● **To be done**:
Scan the data for "current" and copy the lines it appears in.

++++ Listing ++++

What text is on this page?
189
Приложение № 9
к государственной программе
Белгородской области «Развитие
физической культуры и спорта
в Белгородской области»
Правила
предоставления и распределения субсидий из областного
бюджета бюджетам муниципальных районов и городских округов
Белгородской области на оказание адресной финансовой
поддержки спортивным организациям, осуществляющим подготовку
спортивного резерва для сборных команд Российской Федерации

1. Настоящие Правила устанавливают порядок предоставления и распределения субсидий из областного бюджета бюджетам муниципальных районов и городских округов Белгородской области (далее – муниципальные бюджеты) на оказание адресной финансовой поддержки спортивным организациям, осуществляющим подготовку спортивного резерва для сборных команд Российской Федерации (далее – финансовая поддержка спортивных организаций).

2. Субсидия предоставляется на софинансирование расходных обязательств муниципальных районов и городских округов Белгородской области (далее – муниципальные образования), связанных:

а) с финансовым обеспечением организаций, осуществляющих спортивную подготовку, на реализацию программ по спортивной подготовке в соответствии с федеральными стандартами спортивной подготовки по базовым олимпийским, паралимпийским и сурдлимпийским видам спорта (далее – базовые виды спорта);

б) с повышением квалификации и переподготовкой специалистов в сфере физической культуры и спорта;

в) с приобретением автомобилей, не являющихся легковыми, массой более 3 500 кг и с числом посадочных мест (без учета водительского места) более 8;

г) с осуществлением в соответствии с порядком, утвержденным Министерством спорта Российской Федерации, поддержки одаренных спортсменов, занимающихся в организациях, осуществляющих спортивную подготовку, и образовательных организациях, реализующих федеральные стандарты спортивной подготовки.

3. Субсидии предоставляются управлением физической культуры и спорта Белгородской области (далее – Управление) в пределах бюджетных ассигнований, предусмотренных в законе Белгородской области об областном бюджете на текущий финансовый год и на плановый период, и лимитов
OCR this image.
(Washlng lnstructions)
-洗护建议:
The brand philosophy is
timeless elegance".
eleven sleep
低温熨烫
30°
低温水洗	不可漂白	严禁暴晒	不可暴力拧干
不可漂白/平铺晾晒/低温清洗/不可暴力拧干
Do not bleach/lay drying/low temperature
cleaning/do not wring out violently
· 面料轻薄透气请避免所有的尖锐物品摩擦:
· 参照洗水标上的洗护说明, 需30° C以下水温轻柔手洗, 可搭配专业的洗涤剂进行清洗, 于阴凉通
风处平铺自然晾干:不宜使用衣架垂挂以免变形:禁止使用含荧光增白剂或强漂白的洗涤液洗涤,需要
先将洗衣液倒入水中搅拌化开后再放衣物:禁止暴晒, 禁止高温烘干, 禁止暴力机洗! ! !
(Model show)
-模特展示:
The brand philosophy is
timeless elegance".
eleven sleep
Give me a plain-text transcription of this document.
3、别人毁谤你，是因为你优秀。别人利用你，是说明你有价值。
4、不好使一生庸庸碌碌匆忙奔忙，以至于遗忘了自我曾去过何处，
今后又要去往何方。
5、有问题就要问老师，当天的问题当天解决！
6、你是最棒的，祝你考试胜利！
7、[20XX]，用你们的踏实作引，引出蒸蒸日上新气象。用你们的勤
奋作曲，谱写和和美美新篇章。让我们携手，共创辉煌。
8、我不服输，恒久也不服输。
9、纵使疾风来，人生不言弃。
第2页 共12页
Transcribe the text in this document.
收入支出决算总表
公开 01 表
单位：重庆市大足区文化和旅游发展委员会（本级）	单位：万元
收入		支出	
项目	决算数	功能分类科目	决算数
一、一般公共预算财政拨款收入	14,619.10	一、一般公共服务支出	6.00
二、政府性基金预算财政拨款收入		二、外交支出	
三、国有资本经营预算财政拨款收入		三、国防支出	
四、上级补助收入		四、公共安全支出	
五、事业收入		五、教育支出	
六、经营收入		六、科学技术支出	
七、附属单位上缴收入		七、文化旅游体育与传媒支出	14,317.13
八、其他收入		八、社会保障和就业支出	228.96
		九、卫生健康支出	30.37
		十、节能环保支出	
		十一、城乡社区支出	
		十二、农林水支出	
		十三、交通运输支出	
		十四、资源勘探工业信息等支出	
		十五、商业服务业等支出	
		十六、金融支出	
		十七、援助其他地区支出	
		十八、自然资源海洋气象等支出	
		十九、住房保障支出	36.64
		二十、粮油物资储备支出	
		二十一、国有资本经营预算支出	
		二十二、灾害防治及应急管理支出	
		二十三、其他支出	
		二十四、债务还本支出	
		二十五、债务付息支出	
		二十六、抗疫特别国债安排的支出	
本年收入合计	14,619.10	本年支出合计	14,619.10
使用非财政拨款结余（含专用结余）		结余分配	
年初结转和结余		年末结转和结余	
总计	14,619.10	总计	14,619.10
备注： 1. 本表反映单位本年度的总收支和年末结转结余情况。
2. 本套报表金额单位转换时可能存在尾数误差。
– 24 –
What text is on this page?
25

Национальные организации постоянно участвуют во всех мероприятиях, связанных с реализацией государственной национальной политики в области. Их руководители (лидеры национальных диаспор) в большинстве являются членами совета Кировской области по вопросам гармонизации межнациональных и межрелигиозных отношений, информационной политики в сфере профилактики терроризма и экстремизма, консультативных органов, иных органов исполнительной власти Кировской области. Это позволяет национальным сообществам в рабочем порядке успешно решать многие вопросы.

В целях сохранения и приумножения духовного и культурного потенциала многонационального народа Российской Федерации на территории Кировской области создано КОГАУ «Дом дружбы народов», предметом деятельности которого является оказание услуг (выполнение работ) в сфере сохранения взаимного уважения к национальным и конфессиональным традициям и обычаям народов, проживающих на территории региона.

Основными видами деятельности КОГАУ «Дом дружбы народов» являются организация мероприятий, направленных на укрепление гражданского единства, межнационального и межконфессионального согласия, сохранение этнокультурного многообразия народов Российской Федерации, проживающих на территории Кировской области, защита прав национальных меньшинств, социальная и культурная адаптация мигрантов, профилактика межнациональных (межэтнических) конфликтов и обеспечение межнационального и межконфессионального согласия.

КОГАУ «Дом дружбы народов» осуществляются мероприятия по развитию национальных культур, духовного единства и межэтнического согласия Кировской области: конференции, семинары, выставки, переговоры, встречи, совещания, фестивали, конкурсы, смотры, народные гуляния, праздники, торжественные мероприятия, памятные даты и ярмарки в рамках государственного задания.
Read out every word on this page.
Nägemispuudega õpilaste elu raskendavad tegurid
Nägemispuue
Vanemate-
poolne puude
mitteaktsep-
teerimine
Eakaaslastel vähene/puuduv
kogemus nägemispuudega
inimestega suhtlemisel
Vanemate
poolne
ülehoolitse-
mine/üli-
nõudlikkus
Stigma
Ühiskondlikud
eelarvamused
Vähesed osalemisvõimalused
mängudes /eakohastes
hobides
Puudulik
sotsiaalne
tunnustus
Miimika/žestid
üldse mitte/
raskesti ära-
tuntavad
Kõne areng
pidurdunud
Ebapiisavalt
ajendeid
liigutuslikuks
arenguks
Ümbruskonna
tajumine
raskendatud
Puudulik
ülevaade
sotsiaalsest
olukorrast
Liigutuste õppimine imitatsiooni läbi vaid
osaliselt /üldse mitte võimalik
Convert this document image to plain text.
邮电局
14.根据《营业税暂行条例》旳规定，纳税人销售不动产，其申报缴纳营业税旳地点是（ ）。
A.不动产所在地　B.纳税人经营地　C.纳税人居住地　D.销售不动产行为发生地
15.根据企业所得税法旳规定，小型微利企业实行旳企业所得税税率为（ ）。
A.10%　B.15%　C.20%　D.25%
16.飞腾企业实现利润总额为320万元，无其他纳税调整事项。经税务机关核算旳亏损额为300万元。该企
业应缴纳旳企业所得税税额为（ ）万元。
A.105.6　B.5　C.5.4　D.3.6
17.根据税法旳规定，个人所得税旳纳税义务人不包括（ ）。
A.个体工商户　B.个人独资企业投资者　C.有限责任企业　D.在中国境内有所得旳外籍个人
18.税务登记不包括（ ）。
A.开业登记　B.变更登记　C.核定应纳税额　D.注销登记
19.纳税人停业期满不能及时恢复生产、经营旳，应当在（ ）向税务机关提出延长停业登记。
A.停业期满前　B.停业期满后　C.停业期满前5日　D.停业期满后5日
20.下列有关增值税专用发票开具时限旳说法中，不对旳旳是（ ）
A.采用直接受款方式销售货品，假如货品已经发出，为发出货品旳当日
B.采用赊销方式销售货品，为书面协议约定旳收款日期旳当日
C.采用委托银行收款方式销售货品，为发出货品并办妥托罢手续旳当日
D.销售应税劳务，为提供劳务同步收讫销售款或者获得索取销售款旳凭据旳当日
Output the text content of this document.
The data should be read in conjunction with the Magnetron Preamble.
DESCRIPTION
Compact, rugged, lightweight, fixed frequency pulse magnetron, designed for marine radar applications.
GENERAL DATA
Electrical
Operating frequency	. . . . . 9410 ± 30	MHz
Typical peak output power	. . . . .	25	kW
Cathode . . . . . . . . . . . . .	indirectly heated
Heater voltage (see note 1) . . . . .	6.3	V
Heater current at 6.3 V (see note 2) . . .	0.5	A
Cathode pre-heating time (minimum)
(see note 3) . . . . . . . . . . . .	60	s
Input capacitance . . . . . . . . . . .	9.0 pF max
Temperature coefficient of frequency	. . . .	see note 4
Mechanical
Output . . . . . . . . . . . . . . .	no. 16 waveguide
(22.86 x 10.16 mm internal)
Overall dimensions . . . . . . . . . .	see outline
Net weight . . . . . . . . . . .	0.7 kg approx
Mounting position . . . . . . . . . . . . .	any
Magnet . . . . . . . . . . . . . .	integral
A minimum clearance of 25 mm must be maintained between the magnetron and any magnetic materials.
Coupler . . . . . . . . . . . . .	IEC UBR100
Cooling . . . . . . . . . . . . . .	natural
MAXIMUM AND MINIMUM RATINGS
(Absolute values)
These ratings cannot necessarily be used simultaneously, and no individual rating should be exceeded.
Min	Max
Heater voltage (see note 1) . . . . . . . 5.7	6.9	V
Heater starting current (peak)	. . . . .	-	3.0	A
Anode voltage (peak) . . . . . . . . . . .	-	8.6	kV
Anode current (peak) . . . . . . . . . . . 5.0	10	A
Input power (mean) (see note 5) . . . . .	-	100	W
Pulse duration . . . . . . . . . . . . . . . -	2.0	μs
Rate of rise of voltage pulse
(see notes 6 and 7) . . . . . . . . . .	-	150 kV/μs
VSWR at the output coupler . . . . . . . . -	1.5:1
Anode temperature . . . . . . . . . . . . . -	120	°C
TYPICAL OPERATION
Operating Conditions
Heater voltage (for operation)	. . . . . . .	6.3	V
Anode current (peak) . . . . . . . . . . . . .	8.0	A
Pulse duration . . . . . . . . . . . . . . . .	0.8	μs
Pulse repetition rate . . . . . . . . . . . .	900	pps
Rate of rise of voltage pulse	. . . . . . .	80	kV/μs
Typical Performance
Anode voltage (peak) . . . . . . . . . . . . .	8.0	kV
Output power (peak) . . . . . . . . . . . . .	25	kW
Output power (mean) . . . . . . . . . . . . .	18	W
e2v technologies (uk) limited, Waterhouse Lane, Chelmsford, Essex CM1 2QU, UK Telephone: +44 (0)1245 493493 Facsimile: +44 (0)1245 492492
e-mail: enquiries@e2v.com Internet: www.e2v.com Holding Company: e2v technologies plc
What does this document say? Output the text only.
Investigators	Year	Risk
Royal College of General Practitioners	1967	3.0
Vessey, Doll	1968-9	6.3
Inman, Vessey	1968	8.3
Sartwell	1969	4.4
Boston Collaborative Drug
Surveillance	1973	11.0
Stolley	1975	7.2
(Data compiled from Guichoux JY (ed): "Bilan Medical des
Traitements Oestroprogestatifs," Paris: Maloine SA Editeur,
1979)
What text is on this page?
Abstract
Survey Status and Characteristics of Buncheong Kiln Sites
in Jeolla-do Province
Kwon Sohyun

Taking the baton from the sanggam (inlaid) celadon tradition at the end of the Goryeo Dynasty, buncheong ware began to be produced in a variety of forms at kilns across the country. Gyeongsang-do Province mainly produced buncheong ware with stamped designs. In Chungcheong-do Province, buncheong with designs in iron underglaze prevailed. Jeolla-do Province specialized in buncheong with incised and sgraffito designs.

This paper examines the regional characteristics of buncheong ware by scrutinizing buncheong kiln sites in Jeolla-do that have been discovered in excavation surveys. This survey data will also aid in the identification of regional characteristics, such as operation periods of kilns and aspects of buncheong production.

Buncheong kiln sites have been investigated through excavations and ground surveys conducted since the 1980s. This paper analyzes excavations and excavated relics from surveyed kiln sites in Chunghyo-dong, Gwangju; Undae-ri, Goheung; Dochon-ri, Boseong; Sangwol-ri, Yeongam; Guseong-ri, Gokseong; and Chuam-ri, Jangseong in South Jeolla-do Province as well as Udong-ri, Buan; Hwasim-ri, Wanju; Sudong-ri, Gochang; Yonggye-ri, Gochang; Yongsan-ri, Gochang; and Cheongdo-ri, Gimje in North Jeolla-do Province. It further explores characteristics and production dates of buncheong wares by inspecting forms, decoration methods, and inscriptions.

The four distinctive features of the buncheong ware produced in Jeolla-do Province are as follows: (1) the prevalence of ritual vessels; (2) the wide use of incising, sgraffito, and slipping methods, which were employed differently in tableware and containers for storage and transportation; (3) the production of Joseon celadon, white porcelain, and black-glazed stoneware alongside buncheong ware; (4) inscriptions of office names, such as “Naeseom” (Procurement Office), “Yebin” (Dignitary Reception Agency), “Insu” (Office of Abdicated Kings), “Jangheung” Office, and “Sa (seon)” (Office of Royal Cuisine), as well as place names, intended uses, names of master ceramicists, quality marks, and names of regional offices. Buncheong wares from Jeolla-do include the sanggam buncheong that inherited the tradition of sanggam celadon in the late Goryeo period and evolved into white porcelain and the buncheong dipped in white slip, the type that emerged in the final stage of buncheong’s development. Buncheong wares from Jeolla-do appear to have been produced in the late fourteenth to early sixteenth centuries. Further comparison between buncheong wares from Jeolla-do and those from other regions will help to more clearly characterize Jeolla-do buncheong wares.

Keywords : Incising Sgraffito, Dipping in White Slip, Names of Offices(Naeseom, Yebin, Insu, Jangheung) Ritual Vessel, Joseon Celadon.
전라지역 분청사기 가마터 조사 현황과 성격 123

++++

● **Exercise response**:
Heater current at 6.3 V (see note 2) . . .	0.5	A
Heater starting current (peak)	. . . . .	-	3.0	A
Anode current (peak) . . . . . . . . . . . 5.0	10	A
Anode current (peak) . . . . . . . . . . . . .	8.0	A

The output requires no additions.